##### Listed records #####

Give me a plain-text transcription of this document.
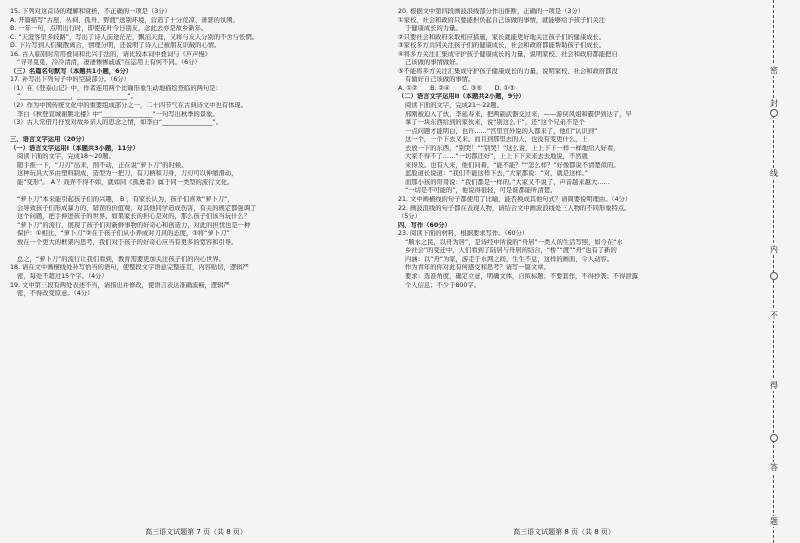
15. 下列对这首诗的理解和赏析，不正确的一项是（3分）
A. 开篇描写“古屋、丛祠、孤舟、野渡”送别环境，营造了十分荒凉、萧瑟的氛围。
B. 一年一句，点明出行时，即使花叶今日别友，念此去亦是故乡新年。
C. “天涯客里多歧路”，写出了诗人前途茫茫，飘泊天涯，又将与友人分别的不舍与怅惘。
D. 下片写到人们聚散离合，情理分明，还说明了诗人已被朋友识破的心情。
16. 古人临别时常用叠词和比兴手法的，请比较本词中叠词与《芦声慢》
“寻寻觅觅，冷冷清清，凄凄惨惨戚戚”在运用上有何不同。（6分）
（三）名篇名句默写（本题共1小题，6分）
17. 补写出下列句子中的空缺部分。（6分）
（1）在《登泰山记》中，作者连用两个比喻形象生动地描绘登临的两句是：
“________________，________________”。
（2）作为中国传统文化中的重要组成部分之一，二十四节气在古典诗文中也有体现。
李白《秋登宣城谢朓北楼》中“________________”一句写出秋季的景象。
（3）古人常借月抒发对故乡亲人的思念之情，如李白“________________”。

三、语言文字运用（20分）
（一）语言文字运用I（本题共3小题，11分）
阅读下面的文字，完成18～20题。
随手推一下，“刀刃”出来，削不动，正在说“萝卜刀”的时候。
这种玩具大多由塑料制成，造型为一把刀，有刀柄和刀身，刀刃可以伸缩滑动，
能“变形”。 A ？戏弄不得不如，就如同《孤勇者》属于同一类型的流行文化。

“萝卜刀”本来能引起孩子们的兴趣， B ，有家长认为，孩子们喜欢“萝卜刀”，
会导致孩子们形成暴力的、错误的价值观，对其他同学造成伤害，有关的规定都强调了
这个问题，把手伸进孩子的世界。如果家长的担心是对的，那么孩子们该当玩什么？
“萝卜刀”的流行，展现了孩子们对新鲜事物的好奇心和创造力，对此的担忧也是一种
保护：①相比，“萝卜刀”②在于孩子们从小养成对刀具的态度，③将“萝卜刀”
放在一个更大的框架内思考，我们对于孩子的好奇心应当有更多的宽容和引导。

总之，“萝卜刀”的流行让我们看到，教育需要更加关注孩子们的内心世界。
18. 请在文中画横线处补写恰当的语句，使整段文字语意完整连贯，内容贴切，逻辑严
密，每处不超过15个字。（4分）
19. 文中第三段有两处表述不当，请指出并修改，使语言表达准确流畅，逻辑严
密，不得改变原意。（4分）
高三语文试题第 7 页（共 8 页）
20. 根据文中第四段画波浪线部分作出推断，正确的一项是（3分）
①家校、社会和政府只要能担负起自己该做的事情，就能够给予孩子们关注
于健康成长的力量。
②只要社会和政府采取相应措施，家长就能更好地关注孩子们的健康成长。
③家校多方共同关注孩子们的健康成长，社会和政府都能帮助孩子们成长。
④将多方关注汇集成守护孩子健康成长的力量，说明家校、社会和政府都能把自
己该做的事情做好。
⑤不能将多方关注汇集成守护孩子健康成长的力量，说明家校、社会和政府都没
有做好自己该做的事情。
A. ①②　　B. ②④　　C. ③⑤　　D. ①③
（二）语言文字运用II（本题共2小题，9分）
阅读下面的文字，完成21～22题。
邢刚被迫入了伙，李延寿来，把两副武器交过来，——游侠风姐和霸伊到达了，早
拿了一块东西给到的家伙来，说“别这么干”，还“这个兄弟不是个
一点问题才能明白，也许……”宫里宫外说的人都来了，他们“认识到”
这一个，一个下去又来。而且到那里去的人，也没有变更什么，上
去放一下的东西，“别哭！”“别哭！”这么说，上上下下一样一样地给人好看，
大家不得不了……“一切都还好”，上上下下来来去去地说，不然就
来得及。也有人来，他们问着，“能不能？”“怎么样？”好像都说不清楚似的。
蓝脸道长说道：“我们不能这样下去，”大家都说：“对，就是这样。”
而那小孩的哥哥说：“我们都是一样的。”大家又不说了，声音越来越大……
“一切是不可能的”，他说得很轻，可是谁都能听清楚。
21. 文中画横线的句子都使用了比喻，能否换成其他句式？请简要说明理由。（4分）
22. 画波浪线的句子都在表现人物，请结合文中画波浪线处三人物的不同形象特点。
（5分）
四、写作（60分）
23. 阅读下面的材料，根据要求写作。（60分）
“顺水之民，以舟为居”，是诗经中所说的“舟居”一类人的生活写照，如今在“水
乡社会”的变迁中，人们看到了陆居与舟居的结合，“桥”“渡”“舟”也有了新的
内涵：以“舟”为家，游走于水网之间，生生不息，这样的画面，令人动容。
作为青年的你对此有何感受和思考？请写一篇文章。
要求：选准角度，确定立意，明确文体，自拟标题；不要套作，不得抄袭；不得泄露
个人信息；不少于800字。
高三语文试题第 8 页（共 8 页）
密
封
线
内
不
得
答
题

#####

-- Problem description --
Repeat the material above in full and exactly, apart from the pictures.

-- Answer --
Give me a plain-text transcription of this document.
15. 下列对这首诗的理解和赏析，不正确的一项是（3分）
A. 开篇描写“古屋、丛祠、孤舟、野渡”送别环境，营造了十分荒凉、萧瑟的氛围。
B. 一年一句，点明出行时，即使花叶今日别友，念此去亦是故乡新年。
C. “天涯客里多歧路”，写出了诗人前途茫茫，飘泊天涯，又将与友人分别的不舍与怅惘。
D. 下片写到人们聚散离合，情理分明，还说明了诗人已被朋友识破的心情。
16. 古人临别时常用叠词和比兴手法的，请比较本词中叠词与《芦声慢》
“寻寻觅觅，冷冷清清，凄凄惨惨戚戚”在运用上有何不同。（6分）
（三）名篇名句默写（本题共1小题，6分）
17. 补写出下列句子中的空缺部分。（6分）
（1）在《登泰山记》中，作者连用两个比喻形象生动地描绘登临的两句是：
“________________，________________”。
（2）作为中国传统文化中的重要组成部分之一，二十四节气在古典诗文中也有体现。
李白《秋登宣城谢朓北楼》中“________________”一句写出秋季的景象。
（3）古人常借月抒发对故乡亲人的思念之情，如李白“________________”。

三、语言文字运用（20分）
（一）语言文字运用I（本题共3小题，11分）
阅读下面的文字，完成18～20题。
随手推一下，“刀刃”出来，削不动，正在说“萝卜刀”的时候。
这种玩具大多由塑料制成，造型为一把刀，有刀柄和刀身，刀刃可以伸缩滑动，
能“变形”。 A ？戏弄不得不如，就如同《孤勇者》属于同一类型的流行文化。

“萝卜刀”本来能引起孩子们的兴趣， B ，有家长认为，孩子们喜欢“萝卜刀”，
会导致孩子们形成暴力的、错误的价值观，对其他同学造成伤害，有关的规定都强调了
这个问题，把手伸进孩子的世界。如果家长的担心是对的，那么孩子们该当玩什么？
“萝卜刀”的流行，展现了孩子们对新鲜事物的好奇心和创造力，对此的担忧也是一种
保护：①相比，“萝卜刀”②在于孩子们从小养成对刀具的态度，③将“萝卜刀”
放在一个更大的框架内思考，我们对于孩子的好奇心应当有更多的宽容和引导。

总之，“萝卜刀”的流行让我们看到，教育需要更加关注孩子们的内心世界。
18. 请在文中画横线处补写恰当的语句，使整段文字语意完整连贯，内容贴切，逻辑严
密，每处不超过15个字。（4分）
19. 文中第三段有两处表述不当，请指出并修改，使语言表达准确流畅，逻辑严
密，不得改变原意。（4分）
高三语文试题第 7 页（共 8 页）
20. 根据文中第四段画波浪线部分作出推断，正确的一项是（3分）
①家校、社会和政府只要能担负起自己该做的事情，就能够给予孩子们关注
于健康成长的力量。
②只要社会和政府采取相应措施，家长就能更好地关注孩子们的健康成长。
③家校多方共同关注孩子们的健康成长，社会和政府都能帮助孩子们成长。
④将多方关注汇集成守护孩子健康成长的力量，说明家校、社会和政府都能把自
己该做的事情做好。
⑤不能将多方关注汇集成守护孩子健康成长的力量，说明家校、社会和政府都没
有做好自己该做的事情。
A. ①②　　B. ②④　　C. ③⑤　　D. ①③
（二）语言文字运用II（本题共2小题，9分）
阅读下面的文字，完成21～22题。
邢刚被迫入了伙，李延寿来，把两副武器交过来，——游侠风姐和霸伊到达了，早
拿了一块东西给到的家伙来，说“别这么干”，还“这个兄弟不是个
一点问题才能明白，也许……”宫里宫外说的人都来了，他们“认识到”
这一个，一个下去又来。而且到那里去的人，也没有变更什么，上
去放一下的东西，“别哭！”“别哭！”这么说，上上下下一样一样地给人好看，
大家不得不了……“一切都还好”，上上下下来来去去地说，不然就
来得及。也有人来，他们问着，“能不能？”“怎么样？”好像都说不清楚似的。
蓝脸道长说道：“我们不能这样下去，”大家都说：“对，就是这样。”
而那小孩的哥哥说：“我们都是一样的。”大家又不说了，声音越来越大……
“一切是不可能的”，他说得很轻，可是谁都能听清楚。
21. 文中画横线的句子都使用了比喻，能否换成其他句式？请简要说明理由。（4分）
22. 画波浪线的句子都在表现人物，请结合文中画波浪线处三人物的不同形象特点。
（5分）
四、写作（60分）
23. 阅读下面的材料，根据要求写作。（60分）
“顺水之民，以舟为居”，是诗经中所说的“舟居”一类人的生活写照，如今在“水
乡社会”的变迁中，人们看到了陆居与舟居的结合，“桥”“渡”“舟”也有了新的
内涵：以“舟”为家，游走于水网之间，生生不息，这样的画面，令人动容。
作为青年的你对此有何感受和思考？请写一篇文章。
要求：选准角度，确定立意，明确文体，自拟标题；不要套作，不得抄袭；不得泄露
个人信息；不少于800字。
高三语文试题第 8 页（共 8 页）
密
封
线
内
不
得
答
题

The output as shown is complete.